## Challenge
Check every line of the entries below for the word "characters", and copy the ones that have it.

[Input start]

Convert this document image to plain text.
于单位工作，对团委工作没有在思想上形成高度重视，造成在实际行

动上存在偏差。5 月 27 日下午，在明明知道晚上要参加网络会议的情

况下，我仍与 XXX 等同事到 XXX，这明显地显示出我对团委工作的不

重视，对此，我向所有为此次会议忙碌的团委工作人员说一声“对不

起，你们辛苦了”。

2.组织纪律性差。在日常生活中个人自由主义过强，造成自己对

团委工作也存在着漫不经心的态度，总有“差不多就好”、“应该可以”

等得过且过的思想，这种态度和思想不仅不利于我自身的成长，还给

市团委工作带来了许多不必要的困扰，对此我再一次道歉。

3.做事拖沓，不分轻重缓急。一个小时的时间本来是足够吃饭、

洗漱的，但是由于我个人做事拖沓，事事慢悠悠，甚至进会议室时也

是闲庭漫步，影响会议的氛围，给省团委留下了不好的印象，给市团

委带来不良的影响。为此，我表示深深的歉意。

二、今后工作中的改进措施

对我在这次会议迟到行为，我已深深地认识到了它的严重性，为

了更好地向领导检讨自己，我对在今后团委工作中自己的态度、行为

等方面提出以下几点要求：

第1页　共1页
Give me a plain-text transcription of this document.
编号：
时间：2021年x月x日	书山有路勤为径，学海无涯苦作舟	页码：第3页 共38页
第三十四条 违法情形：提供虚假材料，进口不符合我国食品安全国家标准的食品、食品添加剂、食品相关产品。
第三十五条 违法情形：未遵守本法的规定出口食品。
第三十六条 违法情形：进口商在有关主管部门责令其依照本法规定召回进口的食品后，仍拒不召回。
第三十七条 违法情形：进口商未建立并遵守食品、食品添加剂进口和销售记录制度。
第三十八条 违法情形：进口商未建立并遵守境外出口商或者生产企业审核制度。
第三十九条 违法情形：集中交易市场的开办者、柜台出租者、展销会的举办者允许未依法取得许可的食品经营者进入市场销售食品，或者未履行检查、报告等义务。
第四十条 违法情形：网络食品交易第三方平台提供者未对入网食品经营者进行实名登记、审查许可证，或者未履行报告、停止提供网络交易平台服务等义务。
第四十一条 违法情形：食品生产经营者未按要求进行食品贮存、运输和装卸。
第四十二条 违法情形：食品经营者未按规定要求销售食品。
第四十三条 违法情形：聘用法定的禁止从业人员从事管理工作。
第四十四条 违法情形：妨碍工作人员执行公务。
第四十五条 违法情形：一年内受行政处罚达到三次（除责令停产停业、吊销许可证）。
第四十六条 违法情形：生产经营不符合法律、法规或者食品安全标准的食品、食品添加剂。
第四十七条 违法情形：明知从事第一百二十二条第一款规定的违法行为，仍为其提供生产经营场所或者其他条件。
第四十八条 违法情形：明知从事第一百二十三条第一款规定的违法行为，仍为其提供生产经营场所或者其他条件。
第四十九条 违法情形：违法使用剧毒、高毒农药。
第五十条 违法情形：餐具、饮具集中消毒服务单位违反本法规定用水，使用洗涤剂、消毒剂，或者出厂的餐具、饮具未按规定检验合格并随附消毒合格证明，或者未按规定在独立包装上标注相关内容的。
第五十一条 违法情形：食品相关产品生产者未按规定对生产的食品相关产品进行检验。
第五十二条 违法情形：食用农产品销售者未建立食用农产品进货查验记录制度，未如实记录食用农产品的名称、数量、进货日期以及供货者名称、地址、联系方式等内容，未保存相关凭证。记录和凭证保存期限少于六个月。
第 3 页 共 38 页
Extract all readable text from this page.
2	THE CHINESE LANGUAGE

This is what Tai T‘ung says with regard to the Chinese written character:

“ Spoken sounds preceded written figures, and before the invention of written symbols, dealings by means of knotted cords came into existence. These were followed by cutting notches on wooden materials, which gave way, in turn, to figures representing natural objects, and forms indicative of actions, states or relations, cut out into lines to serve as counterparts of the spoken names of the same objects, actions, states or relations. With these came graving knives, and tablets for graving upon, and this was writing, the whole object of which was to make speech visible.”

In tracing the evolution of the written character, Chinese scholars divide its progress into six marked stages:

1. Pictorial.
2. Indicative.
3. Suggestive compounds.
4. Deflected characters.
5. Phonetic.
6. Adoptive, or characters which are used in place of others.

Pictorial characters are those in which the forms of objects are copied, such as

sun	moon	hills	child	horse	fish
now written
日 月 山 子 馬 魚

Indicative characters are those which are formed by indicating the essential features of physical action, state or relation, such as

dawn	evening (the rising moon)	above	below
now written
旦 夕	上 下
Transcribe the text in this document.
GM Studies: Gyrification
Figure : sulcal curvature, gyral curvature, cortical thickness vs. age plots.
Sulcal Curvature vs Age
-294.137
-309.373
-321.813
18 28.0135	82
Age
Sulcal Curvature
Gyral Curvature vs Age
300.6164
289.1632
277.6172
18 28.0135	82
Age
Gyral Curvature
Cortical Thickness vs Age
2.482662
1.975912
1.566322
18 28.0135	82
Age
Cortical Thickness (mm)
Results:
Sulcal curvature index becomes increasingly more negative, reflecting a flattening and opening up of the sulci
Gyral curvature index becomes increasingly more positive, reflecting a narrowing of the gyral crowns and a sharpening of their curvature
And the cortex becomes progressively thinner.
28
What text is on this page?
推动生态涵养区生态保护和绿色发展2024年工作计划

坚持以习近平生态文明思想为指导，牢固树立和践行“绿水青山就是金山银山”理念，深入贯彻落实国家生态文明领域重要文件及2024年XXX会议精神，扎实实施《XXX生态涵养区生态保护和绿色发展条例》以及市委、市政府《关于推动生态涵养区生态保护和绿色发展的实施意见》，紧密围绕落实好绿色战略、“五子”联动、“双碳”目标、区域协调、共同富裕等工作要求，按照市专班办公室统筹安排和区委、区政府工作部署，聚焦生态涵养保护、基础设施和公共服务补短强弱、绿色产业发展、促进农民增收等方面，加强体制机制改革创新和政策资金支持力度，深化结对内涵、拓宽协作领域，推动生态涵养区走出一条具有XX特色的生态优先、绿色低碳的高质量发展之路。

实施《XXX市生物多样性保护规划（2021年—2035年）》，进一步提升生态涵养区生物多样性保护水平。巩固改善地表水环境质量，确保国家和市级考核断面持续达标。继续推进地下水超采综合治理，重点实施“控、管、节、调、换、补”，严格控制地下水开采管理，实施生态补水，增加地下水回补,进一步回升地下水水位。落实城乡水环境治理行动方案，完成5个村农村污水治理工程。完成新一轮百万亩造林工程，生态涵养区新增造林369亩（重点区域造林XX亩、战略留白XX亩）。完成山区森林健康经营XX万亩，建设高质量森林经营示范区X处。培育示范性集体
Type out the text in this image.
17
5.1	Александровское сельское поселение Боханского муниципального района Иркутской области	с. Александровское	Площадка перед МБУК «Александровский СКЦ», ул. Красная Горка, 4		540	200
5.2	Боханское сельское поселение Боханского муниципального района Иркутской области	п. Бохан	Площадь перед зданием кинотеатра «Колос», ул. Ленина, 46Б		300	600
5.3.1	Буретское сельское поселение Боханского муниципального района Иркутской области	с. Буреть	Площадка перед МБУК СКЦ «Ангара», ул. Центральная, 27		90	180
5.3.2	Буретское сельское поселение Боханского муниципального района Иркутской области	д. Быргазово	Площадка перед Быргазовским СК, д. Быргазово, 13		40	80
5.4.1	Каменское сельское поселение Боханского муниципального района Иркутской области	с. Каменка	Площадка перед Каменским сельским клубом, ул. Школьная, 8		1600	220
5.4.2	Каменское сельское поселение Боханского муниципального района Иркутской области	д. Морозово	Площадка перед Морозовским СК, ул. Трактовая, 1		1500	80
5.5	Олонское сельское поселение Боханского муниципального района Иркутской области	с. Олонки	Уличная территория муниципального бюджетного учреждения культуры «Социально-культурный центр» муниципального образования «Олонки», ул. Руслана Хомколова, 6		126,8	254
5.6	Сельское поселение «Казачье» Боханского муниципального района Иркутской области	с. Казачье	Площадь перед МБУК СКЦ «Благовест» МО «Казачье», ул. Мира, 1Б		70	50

[Input end]

## Solution for this problem
4. Deflected characters.
6. Adoptive, or characters which are used in place of others.
Pictorial characters are those in which the forms of objects are copied, such as
Indicative characters are those which are formed by indicating the essential features of physical action, state or relation, such as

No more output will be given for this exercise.